Aim of the exercise:
Select the lines of the records containing the word "被奴役的悲惨命运" and list them.

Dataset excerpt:
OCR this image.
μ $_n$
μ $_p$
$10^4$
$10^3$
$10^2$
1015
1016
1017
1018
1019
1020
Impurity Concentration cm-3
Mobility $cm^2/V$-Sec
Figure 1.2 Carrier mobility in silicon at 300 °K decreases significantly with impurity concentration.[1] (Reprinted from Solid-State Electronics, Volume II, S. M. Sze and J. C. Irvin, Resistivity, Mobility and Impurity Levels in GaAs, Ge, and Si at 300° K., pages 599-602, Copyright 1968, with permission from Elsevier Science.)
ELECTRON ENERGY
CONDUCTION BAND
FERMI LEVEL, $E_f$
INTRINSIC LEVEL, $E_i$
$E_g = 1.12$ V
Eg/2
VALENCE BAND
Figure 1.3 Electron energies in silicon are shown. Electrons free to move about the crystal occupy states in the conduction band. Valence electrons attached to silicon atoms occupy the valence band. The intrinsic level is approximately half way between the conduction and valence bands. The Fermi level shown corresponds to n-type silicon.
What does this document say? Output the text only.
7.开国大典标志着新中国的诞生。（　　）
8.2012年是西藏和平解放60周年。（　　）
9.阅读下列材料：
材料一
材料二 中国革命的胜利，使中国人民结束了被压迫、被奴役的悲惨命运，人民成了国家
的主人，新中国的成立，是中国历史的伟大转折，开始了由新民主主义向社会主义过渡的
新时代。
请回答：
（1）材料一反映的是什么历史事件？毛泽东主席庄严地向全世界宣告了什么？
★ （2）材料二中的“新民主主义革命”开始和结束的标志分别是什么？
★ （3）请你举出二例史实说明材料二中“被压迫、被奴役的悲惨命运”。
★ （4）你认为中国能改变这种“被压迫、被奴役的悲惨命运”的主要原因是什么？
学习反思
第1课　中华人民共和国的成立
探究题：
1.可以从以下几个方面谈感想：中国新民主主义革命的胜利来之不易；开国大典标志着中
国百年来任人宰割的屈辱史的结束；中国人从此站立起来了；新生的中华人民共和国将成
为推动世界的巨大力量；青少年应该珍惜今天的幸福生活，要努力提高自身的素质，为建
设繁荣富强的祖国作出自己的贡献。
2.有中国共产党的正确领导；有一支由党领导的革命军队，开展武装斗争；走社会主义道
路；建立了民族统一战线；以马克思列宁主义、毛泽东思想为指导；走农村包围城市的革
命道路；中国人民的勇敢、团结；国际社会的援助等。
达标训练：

---

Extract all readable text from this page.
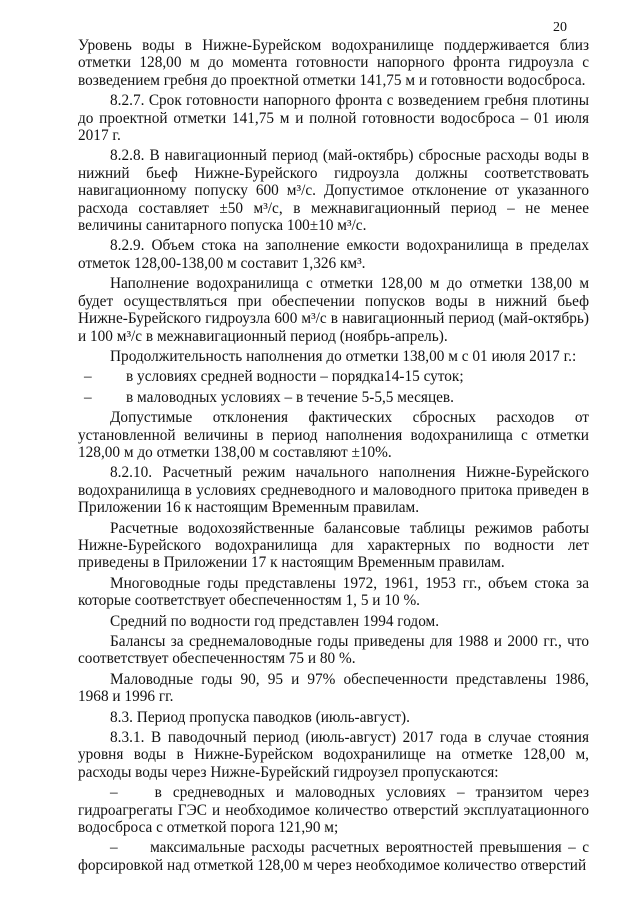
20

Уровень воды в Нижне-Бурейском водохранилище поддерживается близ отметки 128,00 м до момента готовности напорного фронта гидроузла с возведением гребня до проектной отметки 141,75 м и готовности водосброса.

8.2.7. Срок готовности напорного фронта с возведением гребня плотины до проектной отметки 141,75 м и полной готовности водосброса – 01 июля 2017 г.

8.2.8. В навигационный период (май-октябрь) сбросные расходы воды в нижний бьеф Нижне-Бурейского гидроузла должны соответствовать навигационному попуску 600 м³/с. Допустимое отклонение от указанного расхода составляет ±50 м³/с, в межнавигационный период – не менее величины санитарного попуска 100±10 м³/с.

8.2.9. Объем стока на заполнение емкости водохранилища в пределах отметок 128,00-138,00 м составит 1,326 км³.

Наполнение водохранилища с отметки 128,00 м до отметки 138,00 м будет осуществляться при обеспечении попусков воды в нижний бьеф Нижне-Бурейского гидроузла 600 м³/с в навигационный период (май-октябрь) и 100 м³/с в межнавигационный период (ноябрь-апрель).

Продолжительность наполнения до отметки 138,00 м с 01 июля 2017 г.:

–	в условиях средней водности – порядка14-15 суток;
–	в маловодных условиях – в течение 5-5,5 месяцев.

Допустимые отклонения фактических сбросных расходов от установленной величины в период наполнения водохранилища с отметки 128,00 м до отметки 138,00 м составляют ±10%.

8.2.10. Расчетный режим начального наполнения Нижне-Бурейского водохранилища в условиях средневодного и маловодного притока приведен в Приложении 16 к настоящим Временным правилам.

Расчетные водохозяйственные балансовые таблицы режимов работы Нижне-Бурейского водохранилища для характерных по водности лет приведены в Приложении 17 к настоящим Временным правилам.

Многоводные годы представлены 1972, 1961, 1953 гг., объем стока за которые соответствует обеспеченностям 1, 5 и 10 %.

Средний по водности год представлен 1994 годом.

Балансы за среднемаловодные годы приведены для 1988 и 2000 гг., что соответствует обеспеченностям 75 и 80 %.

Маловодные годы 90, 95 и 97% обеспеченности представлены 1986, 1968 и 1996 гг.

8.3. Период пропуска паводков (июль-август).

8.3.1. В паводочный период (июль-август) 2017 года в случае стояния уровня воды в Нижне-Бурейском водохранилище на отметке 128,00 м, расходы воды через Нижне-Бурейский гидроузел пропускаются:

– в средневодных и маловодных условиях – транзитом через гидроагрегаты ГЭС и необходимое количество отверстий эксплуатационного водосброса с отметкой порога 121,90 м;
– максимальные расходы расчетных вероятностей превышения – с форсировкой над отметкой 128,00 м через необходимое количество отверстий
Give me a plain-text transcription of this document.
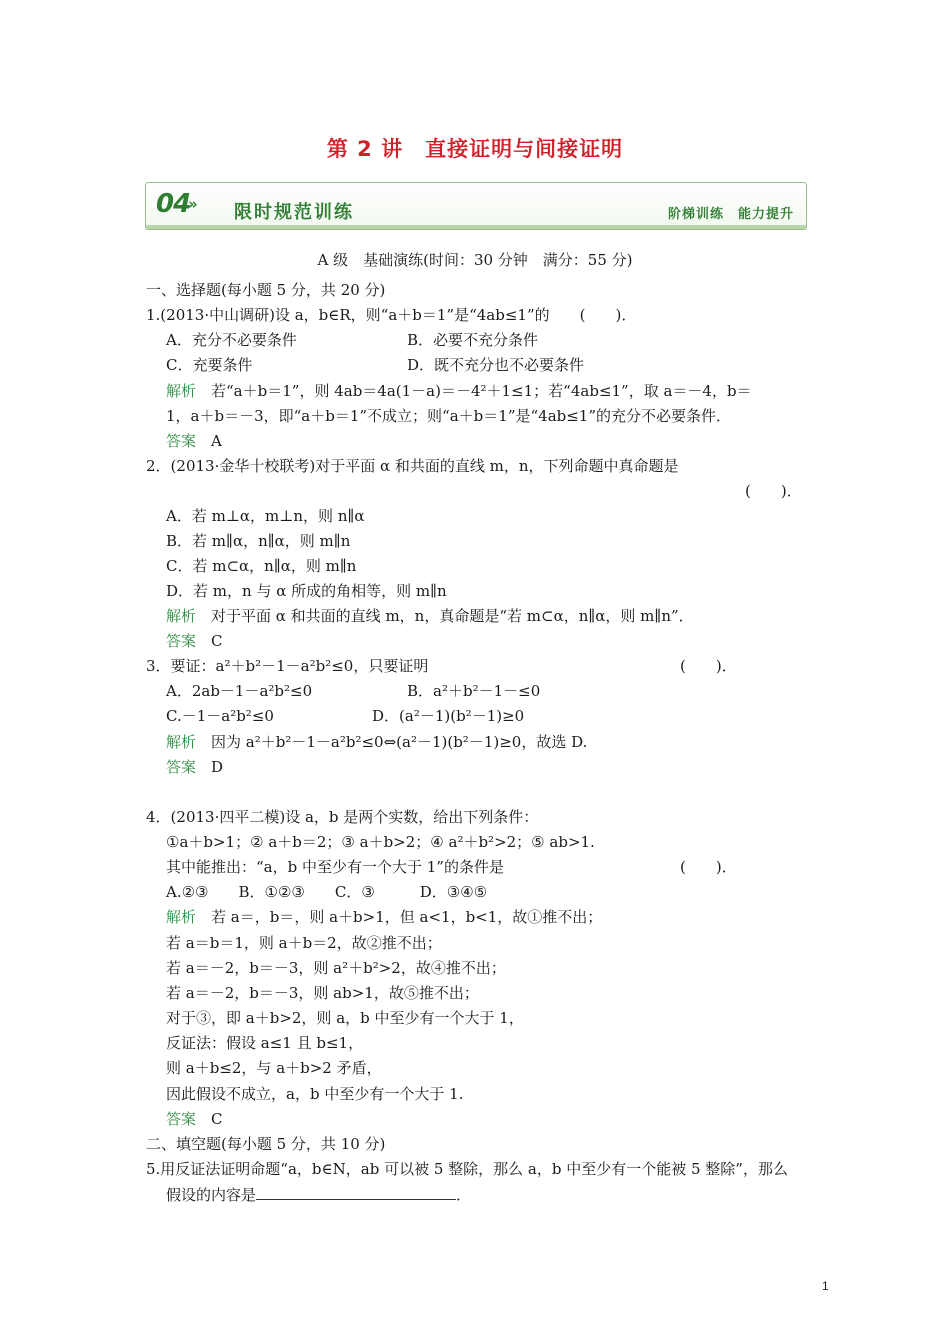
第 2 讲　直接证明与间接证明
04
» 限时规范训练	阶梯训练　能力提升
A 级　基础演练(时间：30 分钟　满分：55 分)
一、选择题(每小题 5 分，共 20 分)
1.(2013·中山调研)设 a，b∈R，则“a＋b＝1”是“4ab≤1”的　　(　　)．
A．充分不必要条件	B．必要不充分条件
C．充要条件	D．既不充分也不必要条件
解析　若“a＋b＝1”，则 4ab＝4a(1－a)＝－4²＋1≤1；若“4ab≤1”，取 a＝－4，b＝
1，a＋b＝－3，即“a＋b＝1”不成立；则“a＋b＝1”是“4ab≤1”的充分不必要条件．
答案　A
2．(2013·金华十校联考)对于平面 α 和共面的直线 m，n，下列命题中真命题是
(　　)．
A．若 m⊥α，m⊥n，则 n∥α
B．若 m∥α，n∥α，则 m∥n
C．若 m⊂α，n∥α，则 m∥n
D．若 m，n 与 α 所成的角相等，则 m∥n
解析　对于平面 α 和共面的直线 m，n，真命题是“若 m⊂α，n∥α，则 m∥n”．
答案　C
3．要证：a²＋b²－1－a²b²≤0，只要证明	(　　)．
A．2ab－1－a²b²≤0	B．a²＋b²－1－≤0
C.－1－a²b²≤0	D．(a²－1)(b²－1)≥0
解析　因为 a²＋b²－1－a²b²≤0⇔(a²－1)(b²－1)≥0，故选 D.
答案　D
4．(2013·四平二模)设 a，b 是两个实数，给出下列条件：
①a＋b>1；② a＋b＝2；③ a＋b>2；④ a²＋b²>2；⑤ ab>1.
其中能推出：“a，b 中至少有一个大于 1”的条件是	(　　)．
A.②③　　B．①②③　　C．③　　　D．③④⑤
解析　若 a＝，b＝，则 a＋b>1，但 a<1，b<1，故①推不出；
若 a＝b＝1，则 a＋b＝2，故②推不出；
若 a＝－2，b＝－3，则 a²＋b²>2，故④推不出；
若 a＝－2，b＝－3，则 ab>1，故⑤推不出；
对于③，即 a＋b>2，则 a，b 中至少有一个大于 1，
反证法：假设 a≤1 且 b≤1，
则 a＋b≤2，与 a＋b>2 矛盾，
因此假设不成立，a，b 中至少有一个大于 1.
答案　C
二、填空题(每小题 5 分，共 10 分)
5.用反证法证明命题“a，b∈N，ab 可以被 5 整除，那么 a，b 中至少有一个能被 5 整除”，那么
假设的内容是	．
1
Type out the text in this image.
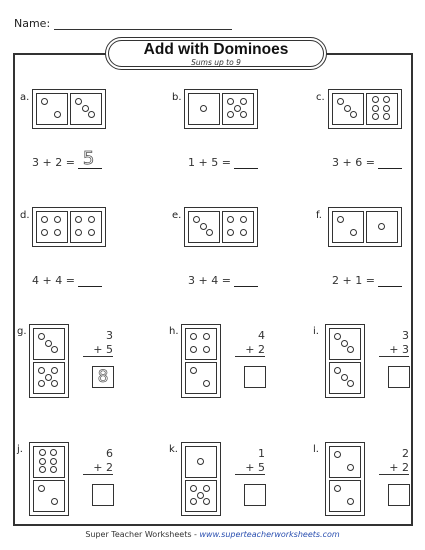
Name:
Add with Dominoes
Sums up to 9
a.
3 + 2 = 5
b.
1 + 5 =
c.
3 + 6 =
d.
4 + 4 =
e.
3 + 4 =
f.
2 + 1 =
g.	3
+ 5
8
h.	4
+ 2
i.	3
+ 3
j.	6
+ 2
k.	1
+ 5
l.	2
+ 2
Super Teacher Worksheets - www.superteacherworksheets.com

Exercise answer:
材料二 中国革命的胜利，使中国人民结束了被压迫、被奴役的悲惨命运，人民成了国家
★ （3）请你举出二例史实说明材料二中“被压迫、被奴役的悲惨命运”。
★ （4）你认为中国能改变这种“被压迫、被奴役的悲惨命运”的主要原因是什么？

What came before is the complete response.